» **Reading text**:
After decades of discussions about Brazil becoming a member of the Organisation for Economic Co-operation and Development (OECD), Brazil was finally invited on 25 January 2022 to start its accession process to the organisation. The process will be long and will require a lot of dialogue on the adhesion to the OECD's legal instruments and other measures. There is no doubt that tax issues and changes for the alignment with OECD guidelines will be part of such discussions, which will be a challenge to be overcome in the complex Brazilian tax system.
The convergence of the Brazilian transfer pricing rules with the OECD standard is one of the important issues to be faced.
The similarities and differences between Brazilian and OECD transfer pricing approaches have already been analysed in a joint project, which was carried out by the Brazilian Federal Revenue Service and the OECD during 2018 and 2019. In this project, many gaps and divergences were identified, which create distortions and tax uncertainty in the assessment of benchmarks in cross-border transactions, as well as risk of double taxation.

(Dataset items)
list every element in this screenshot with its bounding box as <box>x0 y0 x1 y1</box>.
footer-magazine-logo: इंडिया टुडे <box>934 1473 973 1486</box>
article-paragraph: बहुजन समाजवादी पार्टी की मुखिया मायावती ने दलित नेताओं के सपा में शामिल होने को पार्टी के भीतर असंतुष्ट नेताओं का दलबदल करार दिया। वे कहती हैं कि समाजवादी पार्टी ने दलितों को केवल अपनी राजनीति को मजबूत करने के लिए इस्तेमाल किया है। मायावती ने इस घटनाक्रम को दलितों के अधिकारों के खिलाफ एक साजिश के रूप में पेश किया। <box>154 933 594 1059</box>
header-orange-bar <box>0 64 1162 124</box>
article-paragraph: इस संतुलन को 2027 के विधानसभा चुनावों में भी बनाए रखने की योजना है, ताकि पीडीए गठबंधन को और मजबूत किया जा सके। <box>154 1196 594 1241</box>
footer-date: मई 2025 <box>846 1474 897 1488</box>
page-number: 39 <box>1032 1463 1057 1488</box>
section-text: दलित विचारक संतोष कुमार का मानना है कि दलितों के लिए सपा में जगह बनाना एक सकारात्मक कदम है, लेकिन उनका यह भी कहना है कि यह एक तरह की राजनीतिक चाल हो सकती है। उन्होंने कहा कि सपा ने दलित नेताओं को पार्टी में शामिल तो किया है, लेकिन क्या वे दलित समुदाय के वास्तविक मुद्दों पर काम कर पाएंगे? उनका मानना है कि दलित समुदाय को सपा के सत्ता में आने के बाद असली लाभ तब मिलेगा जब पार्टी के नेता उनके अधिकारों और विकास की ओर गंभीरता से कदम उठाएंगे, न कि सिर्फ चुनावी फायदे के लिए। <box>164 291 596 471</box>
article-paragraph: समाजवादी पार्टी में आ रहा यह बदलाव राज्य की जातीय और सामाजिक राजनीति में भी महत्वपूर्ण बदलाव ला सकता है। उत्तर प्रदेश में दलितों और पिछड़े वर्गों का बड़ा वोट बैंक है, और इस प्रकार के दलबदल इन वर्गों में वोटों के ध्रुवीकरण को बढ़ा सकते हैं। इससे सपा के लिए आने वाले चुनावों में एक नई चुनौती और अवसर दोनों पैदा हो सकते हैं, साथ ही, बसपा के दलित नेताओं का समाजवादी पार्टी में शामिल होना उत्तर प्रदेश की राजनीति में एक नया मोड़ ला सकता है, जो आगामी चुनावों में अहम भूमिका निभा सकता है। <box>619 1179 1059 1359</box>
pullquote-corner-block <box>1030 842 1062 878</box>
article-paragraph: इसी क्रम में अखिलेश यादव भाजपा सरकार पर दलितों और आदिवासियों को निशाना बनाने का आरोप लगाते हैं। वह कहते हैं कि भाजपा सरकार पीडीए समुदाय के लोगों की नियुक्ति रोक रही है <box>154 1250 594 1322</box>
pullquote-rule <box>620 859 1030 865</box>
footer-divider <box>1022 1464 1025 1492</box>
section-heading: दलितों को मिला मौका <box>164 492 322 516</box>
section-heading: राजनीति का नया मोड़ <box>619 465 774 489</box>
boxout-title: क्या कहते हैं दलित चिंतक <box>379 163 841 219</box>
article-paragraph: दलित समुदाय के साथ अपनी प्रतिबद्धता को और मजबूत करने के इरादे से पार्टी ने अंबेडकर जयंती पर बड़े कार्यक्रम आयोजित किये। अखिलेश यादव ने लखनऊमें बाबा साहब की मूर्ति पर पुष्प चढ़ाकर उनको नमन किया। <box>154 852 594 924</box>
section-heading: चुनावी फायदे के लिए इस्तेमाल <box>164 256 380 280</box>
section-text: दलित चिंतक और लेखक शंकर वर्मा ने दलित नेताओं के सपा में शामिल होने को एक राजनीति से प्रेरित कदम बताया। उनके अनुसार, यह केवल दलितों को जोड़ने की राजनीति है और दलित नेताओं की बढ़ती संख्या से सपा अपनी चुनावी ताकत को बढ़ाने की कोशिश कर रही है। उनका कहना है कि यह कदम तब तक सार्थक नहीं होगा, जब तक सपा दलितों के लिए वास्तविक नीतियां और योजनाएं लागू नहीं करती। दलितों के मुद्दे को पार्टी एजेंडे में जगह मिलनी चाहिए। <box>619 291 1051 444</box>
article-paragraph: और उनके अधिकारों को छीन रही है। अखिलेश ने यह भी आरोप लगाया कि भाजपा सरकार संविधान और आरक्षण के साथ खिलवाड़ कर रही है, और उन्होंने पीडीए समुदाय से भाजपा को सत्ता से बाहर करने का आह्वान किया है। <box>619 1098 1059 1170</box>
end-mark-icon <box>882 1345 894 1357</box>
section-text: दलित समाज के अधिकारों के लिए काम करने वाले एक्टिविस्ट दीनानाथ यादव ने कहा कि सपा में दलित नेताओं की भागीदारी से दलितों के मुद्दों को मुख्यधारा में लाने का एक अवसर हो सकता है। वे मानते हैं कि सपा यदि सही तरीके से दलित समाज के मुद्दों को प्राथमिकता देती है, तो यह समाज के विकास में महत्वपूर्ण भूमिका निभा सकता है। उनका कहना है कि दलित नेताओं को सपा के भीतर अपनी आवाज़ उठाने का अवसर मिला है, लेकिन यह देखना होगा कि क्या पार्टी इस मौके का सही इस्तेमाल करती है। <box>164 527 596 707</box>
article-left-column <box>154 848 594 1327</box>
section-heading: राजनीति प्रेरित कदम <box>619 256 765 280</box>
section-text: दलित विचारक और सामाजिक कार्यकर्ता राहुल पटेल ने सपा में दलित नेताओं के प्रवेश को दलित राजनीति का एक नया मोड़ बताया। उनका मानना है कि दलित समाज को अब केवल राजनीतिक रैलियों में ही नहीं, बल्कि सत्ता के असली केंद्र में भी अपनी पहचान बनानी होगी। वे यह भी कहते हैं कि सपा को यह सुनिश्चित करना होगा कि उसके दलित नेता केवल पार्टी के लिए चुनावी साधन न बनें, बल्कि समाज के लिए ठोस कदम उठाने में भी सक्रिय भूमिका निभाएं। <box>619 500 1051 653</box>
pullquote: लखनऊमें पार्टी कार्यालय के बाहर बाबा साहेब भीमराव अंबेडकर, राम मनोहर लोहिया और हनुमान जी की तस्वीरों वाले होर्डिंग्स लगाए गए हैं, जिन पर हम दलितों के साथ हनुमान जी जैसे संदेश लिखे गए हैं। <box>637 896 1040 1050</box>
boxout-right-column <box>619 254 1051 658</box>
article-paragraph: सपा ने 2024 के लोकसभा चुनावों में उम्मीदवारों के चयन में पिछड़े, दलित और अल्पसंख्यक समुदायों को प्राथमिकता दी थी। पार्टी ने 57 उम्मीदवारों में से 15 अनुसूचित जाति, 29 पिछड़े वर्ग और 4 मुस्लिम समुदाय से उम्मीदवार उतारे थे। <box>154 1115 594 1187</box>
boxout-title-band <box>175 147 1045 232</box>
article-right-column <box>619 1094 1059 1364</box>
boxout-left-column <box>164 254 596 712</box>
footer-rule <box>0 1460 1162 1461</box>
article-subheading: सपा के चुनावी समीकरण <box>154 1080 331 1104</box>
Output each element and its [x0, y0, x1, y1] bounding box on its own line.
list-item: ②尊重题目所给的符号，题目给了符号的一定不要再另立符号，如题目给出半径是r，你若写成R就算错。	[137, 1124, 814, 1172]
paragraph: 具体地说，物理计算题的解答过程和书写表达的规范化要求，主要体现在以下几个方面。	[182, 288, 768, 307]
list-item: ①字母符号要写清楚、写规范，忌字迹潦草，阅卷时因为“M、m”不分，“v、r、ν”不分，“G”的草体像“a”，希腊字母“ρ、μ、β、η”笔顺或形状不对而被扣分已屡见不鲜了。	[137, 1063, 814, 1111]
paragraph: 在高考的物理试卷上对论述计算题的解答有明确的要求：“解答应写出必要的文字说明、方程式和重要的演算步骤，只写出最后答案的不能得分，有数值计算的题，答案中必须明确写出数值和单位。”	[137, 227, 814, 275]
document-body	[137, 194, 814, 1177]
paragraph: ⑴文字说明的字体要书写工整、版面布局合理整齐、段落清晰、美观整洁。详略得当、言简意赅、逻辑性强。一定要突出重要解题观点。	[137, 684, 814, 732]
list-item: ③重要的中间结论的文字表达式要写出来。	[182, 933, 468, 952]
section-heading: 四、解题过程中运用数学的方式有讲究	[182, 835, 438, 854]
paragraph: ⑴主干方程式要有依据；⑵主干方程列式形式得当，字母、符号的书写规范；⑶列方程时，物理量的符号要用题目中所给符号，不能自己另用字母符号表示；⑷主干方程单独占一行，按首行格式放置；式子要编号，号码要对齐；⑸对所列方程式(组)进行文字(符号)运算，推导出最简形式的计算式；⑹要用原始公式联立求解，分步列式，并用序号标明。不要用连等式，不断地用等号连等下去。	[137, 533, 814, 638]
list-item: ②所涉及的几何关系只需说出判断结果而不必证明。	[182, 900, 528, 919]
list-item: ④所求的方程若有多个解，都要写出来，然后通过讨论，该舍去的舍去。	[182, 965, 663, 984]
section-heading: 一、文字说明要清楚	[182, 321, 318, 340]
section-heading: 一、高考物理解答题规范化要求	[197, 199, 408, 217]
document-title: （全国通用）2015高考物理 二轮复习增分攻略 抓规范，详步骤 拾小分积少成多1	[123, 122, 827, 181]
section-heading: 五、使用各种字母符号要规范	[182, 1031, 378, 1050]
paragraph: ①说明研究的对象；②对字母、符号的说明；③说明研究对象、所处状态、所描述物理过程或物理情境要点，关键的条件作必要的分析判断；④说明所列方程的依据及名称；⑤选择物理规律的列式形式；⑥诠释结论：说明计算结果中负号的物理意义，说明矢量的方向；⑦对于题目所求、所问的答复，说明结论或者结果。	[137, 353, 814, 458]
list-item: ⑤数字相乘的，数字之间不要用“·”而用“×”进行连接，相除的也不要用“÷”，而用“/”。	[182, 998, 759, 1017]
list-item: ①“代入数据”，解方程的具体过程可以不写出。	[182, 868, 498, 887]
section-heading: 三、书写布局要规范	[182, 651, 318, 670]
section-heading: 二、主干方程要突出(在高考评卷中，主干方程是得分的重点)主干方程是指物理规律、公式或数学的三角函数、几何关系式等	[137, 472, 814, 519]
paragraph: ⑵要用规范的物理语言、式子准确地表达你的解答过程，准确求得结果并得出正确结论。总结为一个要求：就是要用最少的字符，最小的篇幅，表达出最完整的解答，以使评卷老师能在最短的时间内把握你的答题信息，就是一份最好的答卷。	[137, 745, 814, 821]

» **To do**:
1. According to the text on Brazil and the OECD, on what date was Brazil invited to begin its accession process?
2. Arrange the records from their start through the line containing "footer-magazine-logo: इंडिया टुडे" as a Markdown table with the columns Number and Record line, omitting blank lines.
The text and the records come from separate, unrelated sources.

» **Responses to the tasks**:
1. On 25 January 2022.

2.
| Number | Record line |
|---|---|
| 1 | list every element in this screenshot with its bounding box as <box>x0 y0 x1 y1</box>. |
| 2 | footer-magazine-logo: इंडिया टुडे <box>934 1473 973 1486</box> |